[TASK TO COMPLETE]:
Return the records exactly as they are.

[Some records]:
+-------+

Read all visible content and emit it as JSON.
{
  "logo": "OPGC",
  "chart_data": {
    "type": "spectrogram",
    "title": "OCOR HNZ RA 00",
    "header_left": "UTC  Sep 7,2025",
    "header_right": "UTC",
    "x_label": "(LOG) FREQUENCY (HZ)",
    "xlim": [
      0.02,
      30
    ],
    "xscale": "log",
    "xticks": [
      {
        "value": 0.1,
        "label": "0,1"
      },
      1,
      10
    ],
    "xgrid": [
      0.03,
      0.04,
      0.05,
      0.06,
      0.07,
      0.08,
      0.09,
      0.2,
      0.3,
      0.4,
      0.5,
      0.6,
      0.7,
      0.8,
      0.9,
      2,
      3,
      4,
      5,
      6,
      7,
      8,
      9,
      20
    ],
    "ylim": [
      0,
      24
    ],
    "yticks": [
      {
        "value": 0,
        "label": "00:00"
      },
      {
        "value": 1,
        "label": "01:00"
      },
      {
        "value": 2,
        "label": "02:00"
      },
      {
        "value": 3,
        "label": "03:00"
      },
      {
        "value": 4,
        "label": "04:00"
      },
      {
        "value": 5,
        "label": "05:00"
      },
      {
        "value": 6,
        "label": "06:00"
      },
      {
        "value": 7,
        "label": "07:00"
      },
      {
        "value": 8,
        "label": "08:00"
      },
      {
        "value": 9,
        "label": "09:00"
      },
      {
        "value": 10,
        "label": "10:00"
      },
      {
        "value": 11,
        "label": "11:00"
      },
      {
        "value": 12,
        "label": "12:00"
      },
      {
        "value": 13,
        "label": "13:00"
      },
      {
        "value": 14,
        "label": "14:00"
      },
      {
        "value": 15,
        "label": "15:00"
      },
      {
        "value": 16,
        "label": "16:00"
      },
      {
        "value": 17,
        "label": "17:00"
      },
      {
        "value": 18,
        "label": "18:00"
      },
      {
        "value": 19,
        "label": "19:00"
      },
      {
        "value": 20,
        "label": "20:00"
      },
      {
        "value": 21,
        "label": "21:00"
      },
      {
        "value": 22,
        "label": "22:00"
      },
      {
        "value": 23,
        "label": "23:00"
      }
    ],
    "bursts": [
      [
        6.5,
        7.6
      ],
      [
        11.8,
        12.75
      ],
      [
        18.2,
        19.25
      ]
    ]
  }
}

+-------+

[TASK ANSWER]:
Read all visible content and emit it as JSON.
{
  "logo": "OPGC",
  "chart_data": {
    "type": "spectrogram",
    "title": "OCOR HNZ RA 00",
    "header_left": "UTC  Sep 7,2025",
    "header_right": "UTC",
    "x_label": "(LOG) FREQUENCY (HZ)",
    "xlim": [
      0.02,
      30
    ],
    "xscale": "log",
    "xticks": [
      {
        "value": 0.1,
        "label": "0,1"
      },
      1,
      10
    ],
    "xgrid": [
      0.03,
      0.04,
      0.05,
      0.06,
      0.07,
      0.08,
      0.09,
      0.2,
      0.3,
      0.4,
      0.5,
      0.6,
      0.7,
      0.8,
      0.9,
      2,
      3,
      4,
      5,
      6,
      7,
      8,
      9,
      20
    ],
    "ylim": [
      0,
      24
    ],
    "yticks": [
      {
        "value": 0,
        "label": "00:00"
      },
      {
        "value": 1,
        "label": "01:00"
      },
      {
        "value": 2,
        "label": "02:00"
      },
      {
        "value": 3,
        "label": "03:00"
      },
      {
        "value": 4,
        "label": "04:00"
      },
      {
        "value": 5,
        "label": "05:00"
      },
      {
        "value": 6,
        "label": "06:00"
      },
      {
        "value": 7,
        "label": "07:00"
      },
      {
        "value": 8,
        "label": "08:00"
      },
      {
        "value": 9,
        "label": "09:00"
      },
      {
        "value": 10,
        "label": "10:00"
      },
      {
        "value": 11,
        "label": "11:00"
      },
      {
        "value": 12,
        "label": "12:00"
      },
      {
        "value": 13,
        "label": "13:00"
      },
      {
        "value": 14,
        "label": "14:00"
      },
      {
        "value": 15,
        "label": "15:00"
      },
      {
        "value": 16,
        "label": "16:00"
      },
      {
        "value": 17,
        "label": "17:00"
      },
      {
        "value": 18,
        "label": "18:00"
      },
      {
        "value": 19,
        "label": "19:00"
      },
      {
        "value": 20,
        "label": "20:00"
      },
      {
        "value": 21,
        "label": "21:00"
      },
      {
        "value": 22,
        "label": "22:00"
      },
      {
        "value": 23,
        "label": "23:00"
      }
    ],
    "bursts": [
      [
        6.5,
        7.6
      ],
      [
        11.8,
        12.75
      ],
      [
        18.2,
        19.25
      ]
    ]
  }
}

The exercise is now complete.